# SOURCE TEXT:

A Woman in Charge by Carl Bernstein


  Shortly thereafter, Bill scheduled a prime-time, full-scale news conference, hoping to calm the atmosphere.

  “Have you taken any lessons from this ordeal, whether it’s about the presidency, about the process, about the city, or anything?” he was asked.

  “I think there is a level of suspicion here that is greater than that which I have been used to in the past. And I don’t complain about it, but I’ve learned a lot about it. And that my job is to try to answer whatever questions are out there so I can get on with the business of the country. And I think I’ve learned a lot about how to handle that.

  “I’ve also learned here that there may or may not be a different standard than I had seen in the past, [though] not of right and wrong.”

  The press conference didn’t work.

  Hillary and her advisers decided it was essential for her to have her own press conference, at which she would answer all questions thrown at her. Her $100,000 profit-taking now public knowledge, Bill had agreed to release their tax returns for 1978–1979. The day before her press conference, the latest Los Angeles Times poll showed her approval rating had declined from 56 percent to 44 percent in the three months since January. Bill’s had remained steady at 54 percent.

# DATA SHOWN:

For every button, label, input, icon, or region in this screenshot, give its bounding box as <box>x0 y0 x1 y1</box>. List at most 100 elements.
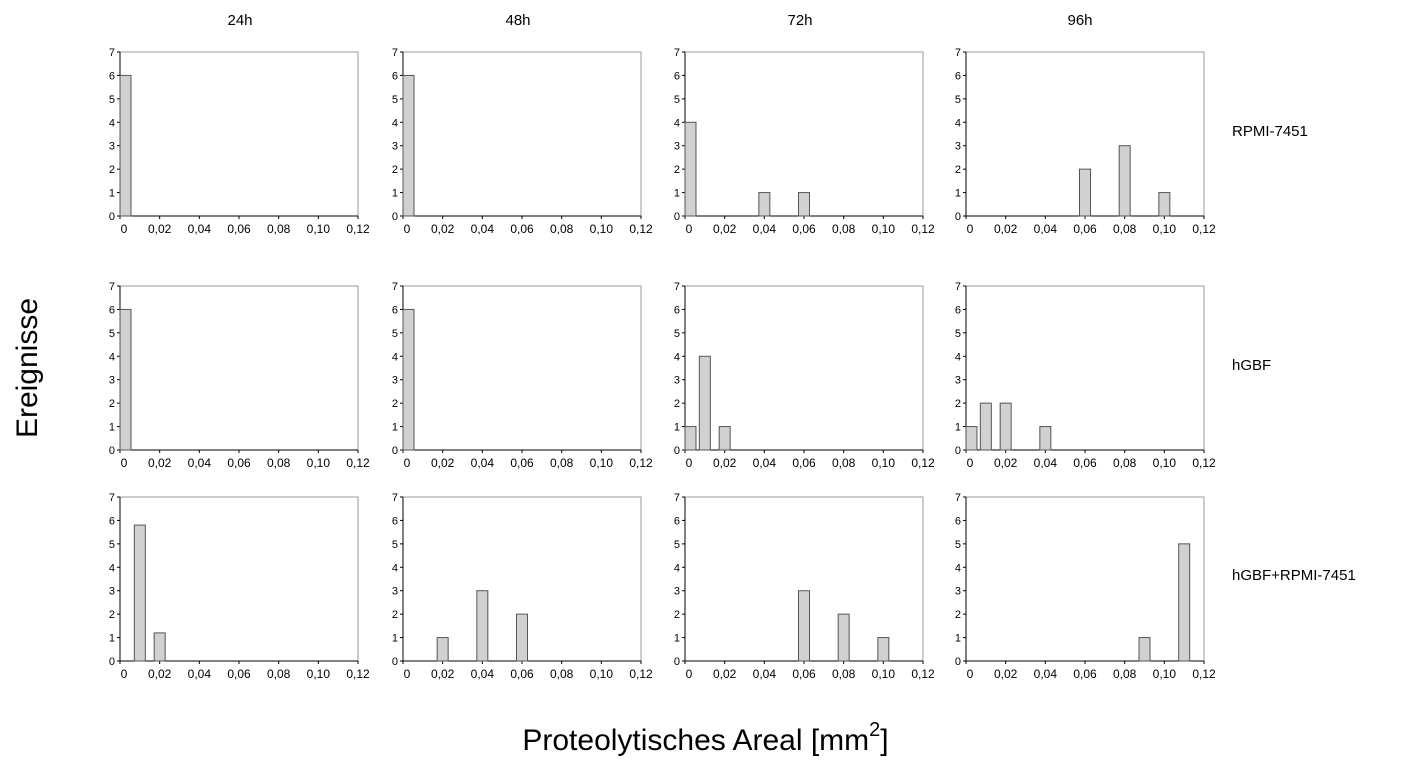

# WHAT IS REQUIRED:
Quote verbatim the press-conference passage between "The press conference" and "at 54 percent.", inclusive.

# TASK RESULT:
The press conference didn’t work.

  Hillary and her advisers decided it was essential for her to have her own press conference, at which she would answer all questions thrown at her. Her $100,000 profit-taking now public knowledge, Bill had agreed to release their tax returns for 1978–1979. The day before her press conference, the latest Los Angeles Times poll showed her approval rating had declined from 56 percent to 44 percent in the three months since January. Bill’s had remained steady at 54 percent.